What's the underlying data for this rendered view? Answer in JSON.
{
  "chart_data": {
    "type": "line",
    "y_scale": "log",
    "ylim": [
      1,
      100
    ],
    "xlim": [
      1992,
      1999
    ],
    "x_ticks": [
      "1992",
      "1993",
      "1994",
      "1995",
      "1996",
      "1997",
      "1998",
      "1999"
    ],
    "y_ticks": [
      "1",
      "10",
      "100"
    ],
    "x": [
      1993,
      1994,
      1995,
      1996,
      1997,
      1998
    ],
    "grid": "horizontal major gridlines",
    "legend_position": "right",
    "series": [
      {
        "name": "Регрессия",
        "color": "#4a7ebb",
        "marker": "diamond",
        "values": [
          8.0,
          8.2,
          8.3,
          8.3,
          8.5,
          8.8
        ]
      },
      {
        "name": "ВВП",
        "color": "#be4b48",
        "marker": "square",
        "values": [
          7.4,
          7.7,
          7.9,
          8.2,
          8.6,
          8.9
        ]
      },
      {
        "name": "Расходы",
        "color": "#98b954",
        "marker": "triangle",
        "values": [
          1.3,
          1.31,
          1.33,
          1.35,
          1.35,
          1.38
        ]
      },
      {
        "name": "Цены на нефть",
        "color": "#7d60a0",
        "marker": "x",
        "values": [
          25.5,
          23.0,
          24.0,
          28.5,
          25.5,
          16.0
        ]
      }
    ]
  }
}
++++++
# [EXERCISE DESCRIPTION]
In the listing, find every line with the word "color" and state how many there are, nothing more.

# [RESPONSE FOR THIS EXERCISE]
4